**TASK BRIEF**. The entries below need to be written out exactly, with no pictures included.

----

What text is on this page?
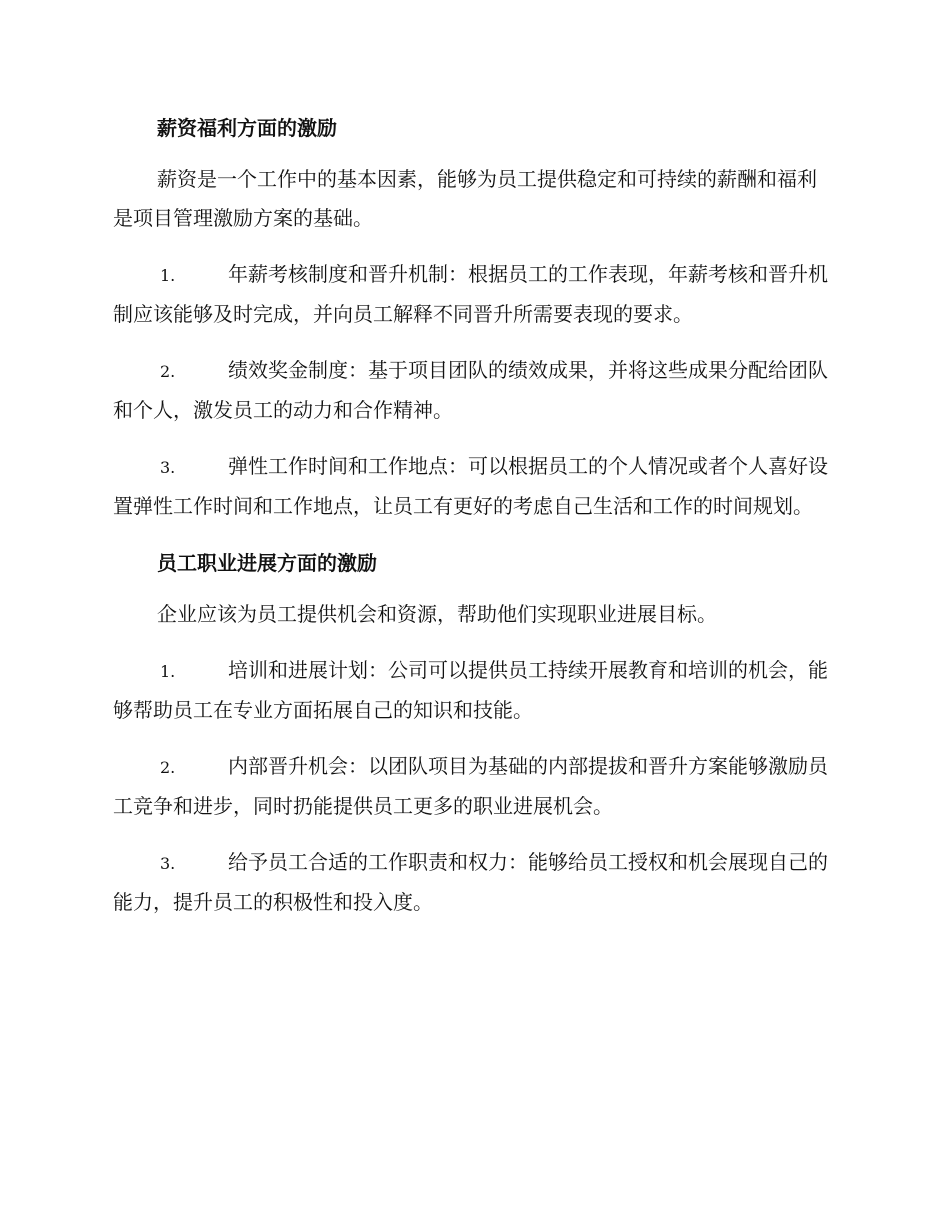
薪资福利方面的激励

薪资是一个工作中的基本因素，能够为员工提供稳定和可持续的薪酬和福利是项目管理激励方案的基础。

1.	年薪考核制度和晋升机制：根据员工的工作表现，年薪考核和晋升机制应该能够及时完成，并向员工解释不同晋升所需要表现的要求。

2.	绩效奖金制度：基于项目团队的绩效成果，并将这些成果分配给团队和个人，激发员工的动力和合作精神。

3.	弹性工作时间和工作地点：可以根据员工的个人情况或者个人喜好设置弹性工作时间和工作地点，让员工有更好的考虑自己生活和工作的时间规划。

员工职业进展方面的激励

企业应该为员工提供机会和资源，帮助他们实现职业进展目标。

1.	培训和进展计划：公司可以提供员工持续开展教育和培训的机会，能够帮助员工在专业方面拓展自己的知识和技能。

2.	内部晋升机会：以团队项目为基础的内部提拔和晋升方案能够激励员工竞争和进步，同时扔能提供员工更多的职业进展机会。

3.	给予员工合适的工作职责和权力：能够给员工授权和机会展现自己的能力，提升员工的积极性和投入度。
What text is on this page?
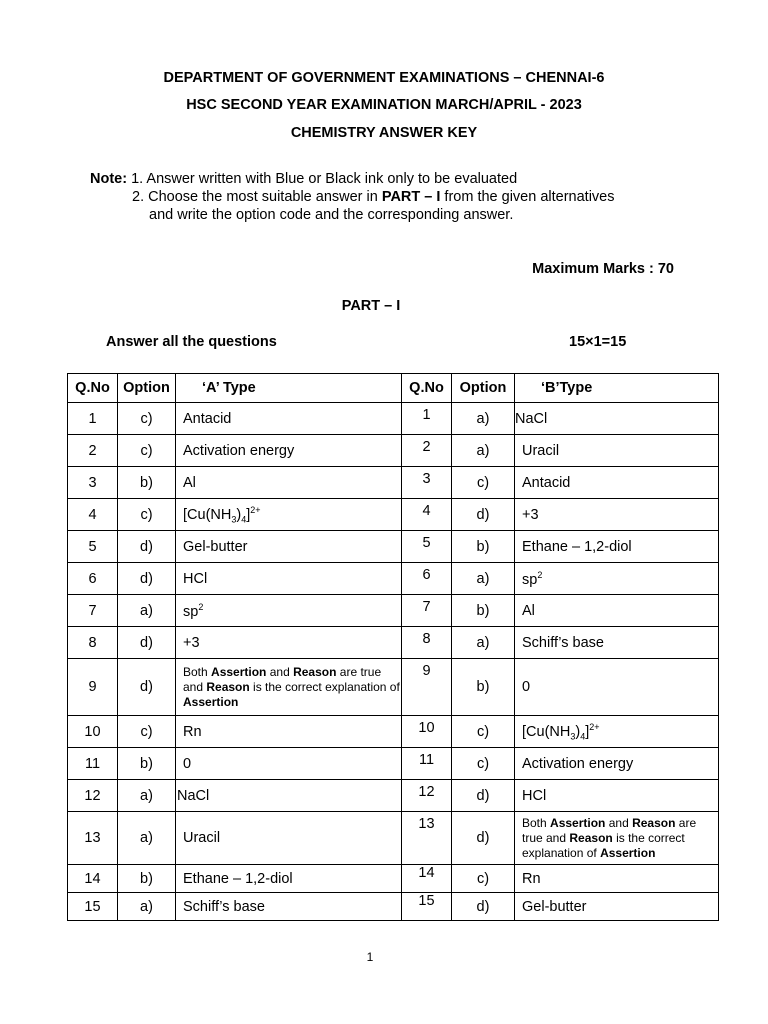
DEPARTMENT OF GOVERNMENT EXAMINATIONS – CHENNAI-6
HSC SECOND YEAR EXAMINATION MARCH/APRIL - 2023
CHEMISTRY ANSWER KEY
Note: 1. Answer written with Blue or Black ink only to be evaluated
2. Choose the most suitable answer in PART – I from the given alternatives
and write the option code and the corresponding answer.
Maximum Marks : 70
PART – I
Answer all the questions	15×1=15
Q.No	Option	‘A’ Type	Q.No	Option	‘B’Type
1	c)	Antacid	1	a)	NaCl
2	c)	Activation energy	2	a)	Uracil
3	b)	Al	3	c)	Antacid
4	c)	$[Cu(NH_3)_4]^{2+}$	4	d)	+3
5	d)	Gel-butter	5	b)	Ethane – 1,2-diol
6	d)	HCl	6	a)	$sp^2$
7	a)	$sp^2$	7	b)	Al
8	d)	+3	8	a)	Schiff’s base
9	d)	Both Assertion and Reason are true and Reason is the correct explanation of Assertion	9	b)	0
10	c)	Rn	10	c)	$[Cu(NH_3)_4]^{2+}$
11	b)	0	11	c)	Activation energy
12	a)	NaCl	12	d)	HCl
13	a)	Uracil	13	d)	Both Assertion and Reason are true and Reason is the correct explanation of Assertion

14	b)	Ethane – 1,2-diol	14	c)	Rn
15	a)	Schiff’s base	15	d)	Gel-butter
1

----

**RESULT OF THIS TASK**.
What text is on this page?
薪资福利方面的激励

薪资是一个工作中的基本因素，能够为员工提供稳定和可持续的薪酬和福利是项目管理激励方案的基础。

1.	年薪考核制度和晋升机制：根据员工的工作表现，年薪考核和晋升机制应该能够及时完成，并向员工解释不同晋升所需要表现的要求。

2.	绩效奖金制度：基于项目团队的绩效成果，并将这些成果分配给团队和个人，激发员工的动力和合作精神。

3.	弹性工作时间和工作地点：可以根据员工的个人情况或者个人喜好设置弹性工作时间和工作地点，让员工有更好的考虑自己生活和工作的时间规划。

员工职业进展方面的激励

企业应该为员工提供机会和资源，帮助他们实现职业进展目标。

1.	培训和进展计划：公司可以提供员工持续开展教育和培训的机会，能够帮助员工在专业方面拓展自己的知识和技能。

2.	内部晋升机会：以团队项目为基础的内部提拔和晋升方案能够激励员工竞争和进步，同时扔能提供员工更多的职业进展机会。

3.	给予员工合适的工作职责和权力：能够给员工授权和机会展现自己的能力，提升员工的积极性和投入度。
What text is on this page?
DEPARTMENT OF GOVERNMENT EXAMINATIONS – CHENNAI-6
HSC SECOND YEAR EXAMINATION MARCH/APRIL - 2023
CHEMISTRY ANSWER KEY
Note: 1. Answer written with Blue or Black ink only to be evaluated
2. Choose the most suitable answer in PART – I from the given alternatives
and write the option code and the corresponding answer.
Maximum Marks : 70
PART – I
Answer all the questions	15×1=15
Q.No	Option	‘A’ Type	Q.No	Option	‘B’Type
1	c)	Antacid	1	a)	NaCl
2	c)	Activation energy	2	a)	Uracil
3	b)	Al	3	c)	Antacid
4	c)	$[Cu(NH_3)_4]^{2+}$	4	d)	+3
5	d)	Gel-butter	5	b)	Ethane – 1,2-diol
6	d)	HCl	6	a)	$sp^2$
7	a)	$sp^2$	7	b)	Al
8	d)	+3	8	a)	Schiff’s base
9	d)	Both Assertion and Reason are true and Reason is the correct explanation of Assertion	9	b)	0
10	c)	Rn	10	c)	$[Cu(NH_3)_4]^{2+}$
11	b)	0	11	c)	Activation energy
12	a)	NaCl	12	d)	HCl
13	a)	Uracil	13	d)	Both Assertion and Reason are true and Reason is the correct explanation of Assertion

14	b)	Ethane – 1,2-diol	14	c)	Rn
15	a)	Schiff’s base	15	d)	Gel-butter
1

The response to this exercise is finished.